**AIM OF THE EXERCISE:**
Copy out every record precisely.
* Begin SUPPLIED MATERIAL *
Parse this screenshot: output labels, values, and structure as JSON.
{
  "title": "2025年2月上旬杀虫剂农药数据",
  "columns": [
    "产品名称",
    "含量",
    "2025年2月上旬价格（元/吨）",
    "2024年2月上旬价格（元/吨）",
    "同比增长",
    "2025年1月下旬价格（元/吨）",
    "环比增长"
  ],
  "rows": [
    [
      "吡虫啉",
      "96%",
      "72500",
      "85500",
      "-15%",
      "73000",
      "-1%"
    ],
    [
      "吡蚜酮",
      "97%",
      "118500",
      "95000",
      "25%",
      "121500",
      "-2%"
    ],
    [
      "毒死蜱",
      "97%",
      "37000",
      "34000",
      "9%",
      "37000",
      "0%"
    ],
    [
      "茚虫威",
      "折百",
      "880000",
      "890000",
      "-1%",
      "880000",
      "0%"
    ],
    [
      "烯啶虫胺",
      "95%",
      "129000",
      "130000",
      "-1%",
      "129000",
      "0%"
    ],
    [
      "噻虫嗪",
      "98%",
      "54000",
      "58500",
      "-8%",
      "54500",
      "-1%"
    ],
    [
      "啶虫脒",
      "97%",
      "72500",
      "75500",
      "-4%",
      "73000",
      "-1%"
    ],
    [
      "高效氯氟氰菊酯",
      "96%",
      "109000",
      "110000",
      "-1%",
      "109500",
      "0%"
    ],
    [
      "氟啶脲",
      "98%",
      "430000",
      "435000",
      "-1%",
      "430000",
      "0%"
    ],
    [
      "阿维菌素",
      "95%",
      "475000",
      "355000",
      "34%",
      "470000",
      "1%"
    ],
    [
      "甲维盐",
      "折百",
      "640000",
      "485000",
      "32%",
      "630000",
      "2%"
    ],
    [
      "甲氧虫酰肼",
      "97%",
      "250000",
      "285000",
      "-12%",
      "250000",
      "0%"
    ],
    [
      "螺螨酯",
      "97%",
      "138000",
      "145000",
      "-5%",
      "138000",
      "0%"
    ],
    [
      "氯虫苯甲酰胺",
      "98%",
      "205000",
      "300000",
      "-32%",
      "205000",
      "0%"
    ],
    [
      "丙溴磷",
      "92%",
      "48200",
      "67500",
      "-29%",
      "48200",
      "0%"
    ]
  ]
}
* End SUPPLIED MATERIAL *
**OUTPUT OF THE EXERCISE:**
Parse this screenshot: output labels, values, and structure as JSON.
{
  "title": "2025年2月上旬杀虫剂农药数据",
  "columns": [
    "产品名称",
    "含量",
    "2025年2月上旬价格（元/吨）",
    "2024年2月上旬价格（元/吨）",
    "同比增长",
    "2025年1月下旬价格（元/吨）",
    "环比增长"
  ],
  "rows": [
    [
      "吡虫啉",
      "96%",
      "72500",
      "85500",
      "-15%",
      "73000",
      "-1%"
    ],
    [
      "吡蚜酮",
      "97%",
      "118500",
      "95000",
      "25%",
      "121500",
      "-2%"
    ],
    [
      "毒死蜱",
      "97%",
      "37000",
      "34000",
      "9%",
      "37000",
      "0%"
    ],
    [
      "茚虫威",
      "折百",
      "880000",
      "890000",
      "-1%",
      "880000",
      "0%"
    ],
    [
      "烯啶虫胺",
      "95%",
      "129000",
      "130000",
      "-1%",
      "129000",
      "0%"
    ],
    [
      "噻虫嗪",
      "98%",
      "54000",
      "58500",
      "-8%",
      "54500",
      "-1%"
    ],
    [
      "啶虫脒",
      "97%",
      "72500",
      "75500",
      "-4%",
      "73000",
      "-1%"
    ],
    [
      "高效氯氟氰菊酯",
      "96%",
      "109000",
      "110000",
      "-1%",
      "109500",
      "0%"
    ],
    [
      "氟啶脲",
      "98%",
      "430000",
      "435000",
      "-1%",
      "430000",
      "0%"
    ],
    [
      "阿维菌素",
      "95%",
      "475000",
      "355000",
      "34%",
      "470000",
      "1%"
    ],
    [
      "甲维盐",
      "折百",
      "640000",
      "485000",
      "32%",
      "630000",
      "2%"
    ],
    [
      "甲氧虫酰肼",
      "97%",
      "250000",
      "285000",
      "-12%",
      "250000",
      "0%"
    ],
    [
      "螺螨酯",
      "97%",
      "138000",
      "145000",
      "-5%",
      "138000",
      "0%"
    ],
    [
      "氯虫苯甲酰胺",
      "98%",
      "205000",
      "300000",
      "-32%",
      "205000",
      "0%"
    ],
    [
      "丙溴磷",
      "92%",
      "48200",
      "67500",
      "-29%",
      "48200",
      "0%"
    ]
  ]
}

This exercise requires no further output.